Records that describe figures
>> START
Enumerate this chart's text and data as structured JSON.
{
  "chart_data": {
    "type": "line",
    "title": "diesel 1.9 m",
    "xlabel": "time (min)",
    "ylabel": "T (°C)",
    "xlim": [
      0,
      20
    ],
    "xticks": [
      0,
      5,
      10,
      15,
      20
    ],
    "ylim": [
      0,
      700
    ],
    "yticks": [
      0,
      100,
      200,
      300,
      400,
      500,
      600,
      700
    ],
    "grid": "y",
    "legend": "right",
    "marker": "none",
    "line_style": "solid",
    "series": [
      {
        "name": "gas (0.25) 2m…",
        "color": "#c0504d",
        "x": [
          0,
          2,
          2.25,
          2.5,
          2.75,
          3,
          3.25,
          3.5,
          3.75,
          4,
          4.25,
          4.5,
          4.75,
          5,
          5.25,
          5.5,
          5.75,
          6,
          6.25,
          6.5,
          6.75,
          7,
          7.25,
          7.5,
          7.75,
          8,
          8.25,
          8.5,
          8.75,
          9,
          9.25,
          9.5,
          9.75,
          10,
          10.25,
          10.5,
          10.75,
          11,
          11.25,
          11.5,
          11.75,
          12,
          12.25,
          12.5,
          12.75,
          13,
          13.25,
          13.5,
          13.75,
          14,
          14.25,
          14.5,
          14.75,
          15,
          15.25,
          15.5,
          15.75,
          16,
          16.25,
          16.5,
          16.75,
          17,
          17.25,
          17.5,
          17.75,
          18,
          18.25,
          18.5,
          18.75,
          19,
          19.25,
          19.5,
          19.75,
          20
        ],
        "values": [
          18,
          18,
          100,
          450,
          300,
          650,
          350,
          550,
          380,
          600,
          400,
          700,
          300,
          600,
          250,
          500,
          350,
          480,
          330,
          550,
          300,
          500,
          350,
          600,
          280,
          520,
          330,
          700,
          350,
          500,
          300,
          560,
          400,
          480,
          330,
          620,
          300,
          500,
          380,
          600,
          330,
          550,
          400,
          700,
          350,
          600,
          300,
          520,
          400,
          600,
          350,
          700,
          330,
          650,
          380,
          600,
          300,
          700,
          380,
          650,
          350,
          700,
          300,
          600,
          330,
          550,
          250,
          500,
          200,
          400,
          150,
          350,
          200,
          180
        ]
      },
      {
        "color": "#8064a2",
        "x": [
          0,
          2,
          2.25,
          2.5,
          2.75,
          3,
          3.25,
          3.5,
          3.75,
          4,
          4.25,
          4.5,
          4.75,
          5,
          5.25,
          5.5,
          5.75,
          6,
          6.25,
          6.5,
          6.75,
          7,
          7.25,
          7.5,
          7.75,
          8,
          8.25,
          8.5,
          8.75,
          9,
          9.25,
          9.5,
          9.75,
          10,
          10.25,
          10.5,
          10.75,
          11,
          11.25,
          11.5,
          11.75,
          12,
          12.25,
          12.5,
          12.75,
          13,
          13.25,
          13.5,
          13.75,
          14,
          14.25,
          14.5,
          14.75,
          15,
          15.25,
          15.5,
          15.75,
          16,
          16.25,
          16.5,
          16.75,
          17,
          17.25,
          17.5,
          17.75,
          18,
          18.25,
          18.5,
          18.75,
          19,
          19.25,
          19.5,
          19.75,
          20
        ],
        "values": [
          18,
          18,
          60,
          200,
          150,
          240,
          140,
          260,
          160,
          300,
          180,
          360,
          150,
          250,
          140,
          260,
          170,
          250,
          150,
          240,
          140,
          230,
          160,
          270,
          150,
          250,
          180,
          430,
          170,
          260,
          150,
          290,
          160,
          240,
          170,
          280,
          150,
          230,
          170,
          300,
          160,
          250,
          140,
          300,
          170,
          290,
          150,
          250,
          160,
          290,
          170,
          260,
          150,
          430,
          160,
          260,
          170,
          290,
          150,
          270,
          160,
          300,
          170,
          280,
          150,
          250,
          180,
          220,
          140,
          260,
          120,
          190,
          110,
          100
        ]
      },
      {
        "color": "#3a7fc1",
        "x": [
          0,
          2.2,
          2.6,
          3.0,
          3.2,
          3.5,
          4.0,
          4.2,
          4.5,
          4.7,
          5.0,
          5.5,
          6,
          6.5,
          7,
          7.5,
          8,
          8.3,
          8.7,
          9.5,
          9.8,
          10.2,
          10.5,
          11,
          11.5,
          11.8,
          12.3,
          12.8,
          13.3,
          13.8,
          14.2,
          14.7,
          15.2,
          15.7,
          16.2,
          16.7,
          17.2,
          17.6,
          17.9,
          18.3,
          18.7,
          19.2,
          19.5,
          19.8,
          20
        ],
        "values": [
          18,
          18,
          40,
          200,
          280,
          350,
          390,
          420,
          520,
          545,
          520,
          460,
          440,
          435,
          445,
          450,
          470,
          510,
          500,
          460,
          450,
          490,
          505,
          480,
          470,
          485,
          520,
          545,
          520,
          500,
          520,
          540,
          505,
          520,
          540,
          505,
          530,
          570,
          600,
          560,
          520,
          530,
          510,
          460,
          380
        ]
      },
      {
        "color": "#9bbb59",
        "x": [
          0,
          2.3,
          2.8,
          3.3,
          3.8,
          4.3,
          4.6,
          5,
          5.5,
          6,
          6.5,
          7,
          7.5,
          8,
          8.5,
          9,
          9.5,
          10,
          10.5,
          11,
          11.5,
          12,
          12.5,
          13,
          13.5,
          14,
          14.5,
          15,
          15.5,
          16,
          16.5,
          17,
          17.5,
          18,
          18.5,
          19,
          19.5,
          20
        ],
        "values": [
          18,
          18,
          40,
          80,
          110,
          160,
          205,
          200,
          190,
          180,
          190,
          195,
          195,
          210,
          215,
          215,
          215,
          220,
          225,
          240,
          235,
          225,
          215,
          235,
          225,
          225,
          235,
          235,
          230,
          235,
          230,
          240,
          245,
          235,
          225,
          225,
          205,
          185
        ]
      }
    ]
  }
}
>> END
>> START
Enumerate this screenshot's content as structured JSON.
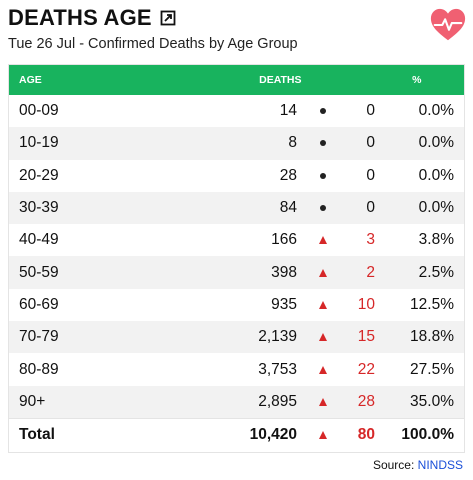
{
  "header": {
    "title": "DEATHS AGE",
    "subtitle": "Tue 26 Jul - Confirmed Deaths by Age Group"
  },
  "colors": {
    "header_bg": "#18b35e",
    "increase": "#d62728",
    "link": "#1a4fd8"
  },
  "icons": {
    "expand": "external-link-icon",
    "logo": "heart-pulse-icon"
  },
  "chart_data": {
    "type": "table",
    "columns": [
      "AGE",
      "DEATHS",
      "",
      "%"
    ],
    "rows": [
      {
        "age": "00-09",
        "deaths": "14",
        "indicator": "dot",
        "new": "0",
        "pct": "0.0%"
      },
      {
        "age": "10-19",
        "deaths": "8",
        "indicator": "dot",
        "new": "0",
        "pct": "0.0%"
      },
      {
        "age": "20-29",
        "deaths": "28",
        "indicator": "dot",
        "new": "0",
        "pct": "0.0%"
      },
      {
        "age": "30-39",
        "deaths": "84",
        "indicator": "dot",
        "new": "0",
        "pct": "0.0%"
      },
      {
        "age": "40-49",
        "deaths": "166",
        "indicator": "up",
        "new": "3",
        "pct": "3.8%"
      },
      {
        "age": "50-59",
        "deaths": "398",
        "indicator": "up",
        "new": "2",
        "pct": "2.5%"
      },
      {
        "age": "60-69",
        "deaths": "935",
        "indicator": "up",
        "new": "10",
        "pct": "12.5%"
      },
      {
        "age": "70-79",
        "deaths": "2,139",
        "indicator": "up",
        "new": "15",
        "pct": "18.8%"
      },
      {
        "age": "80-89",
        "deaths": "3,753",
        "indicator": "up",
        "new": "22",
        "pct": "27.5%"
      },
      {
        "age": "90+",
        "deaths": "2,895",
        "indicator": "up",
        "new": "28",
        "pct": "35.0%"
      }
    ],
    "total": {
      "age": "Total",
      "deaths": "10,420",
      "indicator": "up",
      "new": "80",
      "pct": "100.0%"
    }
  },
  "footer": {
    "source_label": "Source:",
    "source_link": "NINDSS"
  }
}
>> END
→ **TASK DETAILS**
Search the data for "structured" and list every line in which it occurs.

→ **ANSWER IN FULL**
Enumerate this chart's text and data as structured JSON.
Enumerate this screenshot's content as structured JSON.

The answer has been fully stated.